• _What is required_
Print the entries below in their entirety, exactly as they are written.
+--
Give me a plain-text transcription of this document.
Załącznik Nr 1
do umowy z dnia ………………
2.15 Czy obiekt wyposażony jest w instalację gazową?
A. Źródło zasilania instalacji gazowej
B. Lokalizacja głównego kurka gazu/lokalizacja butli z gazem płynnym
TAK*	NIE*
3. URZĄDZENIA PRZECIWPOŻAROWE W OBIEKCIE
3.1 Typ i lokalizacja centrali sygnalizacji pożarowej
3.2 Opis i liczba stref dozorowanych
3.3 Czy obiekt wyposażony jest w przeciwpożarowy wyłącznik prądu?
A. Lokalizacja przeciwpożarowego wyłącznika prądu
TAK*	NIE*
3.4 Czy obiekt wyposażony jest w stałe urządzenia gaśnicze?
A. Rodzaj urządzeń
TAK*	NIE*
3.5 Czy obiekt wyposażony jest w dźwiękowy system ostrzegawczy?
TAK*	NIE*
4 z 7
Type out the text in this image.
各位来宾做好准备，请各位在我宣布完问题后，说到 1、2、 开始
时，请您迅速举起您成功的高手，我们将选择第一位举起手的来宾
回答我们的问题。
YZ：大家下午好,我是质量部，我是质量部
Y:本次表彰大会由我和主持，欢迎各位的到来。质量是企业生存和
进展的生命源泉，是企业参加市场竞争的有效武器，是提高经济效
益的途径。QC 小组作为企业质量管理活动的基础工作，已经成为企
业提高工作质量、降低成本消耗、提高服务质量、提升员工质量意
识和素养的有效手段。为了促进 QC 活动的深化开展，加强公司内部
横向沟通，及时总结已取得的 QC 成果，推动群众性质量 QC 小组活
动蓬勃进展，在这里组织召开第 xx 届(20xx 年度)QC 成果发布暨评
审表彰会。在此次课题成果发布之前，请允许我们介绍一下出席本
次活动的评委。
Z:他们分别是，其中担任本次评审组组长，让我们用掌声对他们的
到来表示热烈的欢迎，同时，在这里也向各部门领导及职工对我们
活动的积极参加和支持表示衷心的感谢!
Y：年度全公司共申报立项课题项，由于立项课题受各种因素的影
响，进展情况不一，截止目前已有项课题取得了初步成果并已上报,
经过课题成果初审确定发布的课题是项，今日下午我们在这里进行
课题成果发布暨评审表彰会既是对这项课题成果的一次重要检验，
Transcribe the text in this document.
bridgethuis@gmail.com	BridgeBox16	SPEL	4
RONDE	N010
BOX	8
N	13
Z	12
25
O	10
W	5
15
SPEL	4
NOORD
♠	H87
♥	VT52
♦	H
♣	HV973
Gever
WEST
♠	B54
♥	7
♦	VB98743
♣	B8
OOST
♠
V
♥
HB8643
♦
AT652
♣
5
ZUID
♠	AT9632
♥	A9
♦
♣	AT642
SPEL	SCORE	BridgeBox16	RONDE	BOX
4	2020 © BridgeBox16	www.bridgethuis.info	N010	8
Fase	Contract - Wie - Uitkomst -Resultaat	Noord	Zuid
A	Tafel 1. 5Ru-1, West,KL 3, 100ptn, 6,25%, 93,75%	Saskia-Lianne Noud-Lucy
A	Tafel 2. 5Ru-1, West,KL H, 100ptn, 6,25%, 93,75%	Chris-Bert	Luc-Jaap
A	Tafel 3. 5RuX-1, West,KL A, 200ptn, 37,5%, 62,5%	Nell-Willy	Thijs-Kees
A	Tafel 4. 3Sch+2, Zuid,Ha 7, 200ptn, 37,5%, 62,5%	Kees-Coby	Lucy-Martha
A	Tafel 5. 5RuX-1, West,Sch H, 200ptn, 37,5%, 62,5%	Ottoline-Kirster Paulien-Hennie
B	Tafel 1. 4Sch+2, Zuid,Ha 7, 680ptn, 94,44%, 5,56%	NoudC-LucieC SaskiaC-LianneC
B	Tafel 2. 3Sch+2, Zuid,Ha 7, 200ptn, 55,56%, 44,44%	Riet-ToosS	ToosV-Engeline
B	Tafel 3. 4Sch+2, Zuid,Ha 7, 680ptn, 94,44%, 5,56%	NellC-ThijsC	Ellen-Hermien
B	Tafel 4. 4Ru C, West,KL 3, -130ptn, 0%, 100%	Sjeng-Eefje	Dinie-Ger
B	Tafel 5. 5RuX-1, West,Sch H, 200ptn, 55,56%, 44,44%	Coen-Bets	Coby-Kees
+--
• _The response_
Give me a plain-text transcription of this document.
Załącznik Nr 1
do umowy z dnia ………………
2.15 Czy obiekt wyposażony jest w instalację gazową?
A. Źródło zasilania instalacji gazowej
B. Lokalizacja głównego kurka gazu/lokalizacja butli z gazem płynnym
TAK*	NIE*
3. URZĄDZENIA PRZECIWPOŻAROWE W OBIEKCIE
3.1 Typ i lokalizacja centrali sygnalizacji pożarowej
3.2 Opis i liczba stref dozorowanych
3.3 Czy obiekt wyposażony jest w przeciwpożarowy wyłącznik prądu?
A. Lokalizacja przeciwpożarowego wyłącznika prądu
TAK*	NIE*
3.4 Czy obiekt wyposażony jest w stałe urządzenia gaśnicze?
A. Rodzaj urządzeń
TAK*	NIE*
3.5 Czy obiekt wyposażony jest w dźwiękowy system ostrzegawczy?
TAK*	NIE*
4 z 7
Type out the text in this image.
各位来宾做好准备，请各位在我宣布完问题后，说到 1、2、 开始
时，请您迅速举起您成功的高手，我们将选择第一位举起手的来宾
回答我们的问题。
YZ：大家下午好,我是质量部，我是质量部
Y:本次表彰大会由我和主持，欢迎各位的到来。质量是企业生存和
进展的生命源泉，是企业参加市场竞争的有效武器，是提高经济效
益的途径。QC 小组作为企业质量管理活动的基础工作，已经成为企
业提高工作质量、降低成本消耗、提高服务质量、提升员工质量意
识和素养的有效手段。为了促进 QC 活动的深化开展，加强公司内部
横向沟通，及时总结已取得的 QC 成果，推动群众性质量 QC 小组活
动蓬勃进展，在这里组织召开第 xx 届(20xx 年度)QC 成果发布暨评
审表彰会。在此次课题成果发布之前，请允许我们介绍一下出席本
次活动的评委。
Z:他们分别是，其中担任本次评审组组长，让我们用掌声对他们的
到来表示热烈的欢迎，同时，在这里也向各部门领导及职工对我们
活动的积极参加和支持表示衷心的感谢!
Y：年度全公司共申报立项课题项，由于立项课题受各种因素的影
响，进展情况不一，截止目前已有项课题取得了初步成果并已上报,
经过课题成果初审确定发布的课题是项，今日下午我们在这里进行
课题成果发布暨评审表彰会既是对这项课题成果的一次重要检验，
Transcribe the text in this document.
bridgethuis@gmail.com	BridgeBox16	SPEL	4
RONDE	N010
BOX	8
N	13
Z	12
25
O	10
W	5
15
SPEL	4
NOORD
♠	H87
♥	VT52
♦	H
♣	HV973
Gever
WEST
♠	B54
♥	7
♦	VB98743
♣	B8
OOST
♠
V
♥
HB8643
♦
AT652
♣
5
ZUID
♠	AT9632
♥	A9
♦
♣	AT642
SPEL	SCORE	BridgeBox16	RONDE	BOX
4	2020 © BridgeBox16	www.bridgethuis.info	N010	8
Fase	Contract - Wie - Uitkomst -Resultaat	Noord	Zuid
A	Tafel 1. 5Ru-1, West,KL 3, 100ptn, 6,25%, 93,75%	Saskia-Lianne Noud-Lucy
A	Tafel 2. 5Ru-1, West,KL H, 100ptn, 6,25%, 93,75%	Chris-Bert	Luc-Jaap
A	Tafel 3. 5RuX-1, West,KL A, 200ptn, 37,5%, 62,5%	Nell-Willy	Thijs-Kees
A	Tafel 4. 3Sch+2, Zuid,Ha 7, 200ptn, 37,5%, 62,5%	Kees-Coby	Lucy-Martha
A	Tafel 5. 5RuX-1, West,Sch H, 200ptn, 37,5%, 62,5%	Ottoline-Kirster Paulien-Hennie
B	Tafel 1. 4Sch+2, Zuid,Ha 7, 680ptn, 94,44%, 5,56%	NoudC-LucieC SaskiaC-LianneC
B	Tafel 2. 3Sch+2, Zuid,Ha 7, 200ptn, 55,56%, 44,44%	Riet-ToosS	ToosV-Engeline
B	Tafel 3. 4Sch+2, Zuid,Ha 7, 680ptn, 94,44%, 5,56%	NellC-ThijsC	Ellen-Hermien
B	Tafel 4. 4Ru C, West,KL 3, -130ptn, 0%, 100%	Sjeng-Eefje	Dinie-Ger
B	Tafel 5. 5RuX-1, West,Sch H, 200ptn, 55,56%, 44,44%	Coen-Bets	Coby-Kees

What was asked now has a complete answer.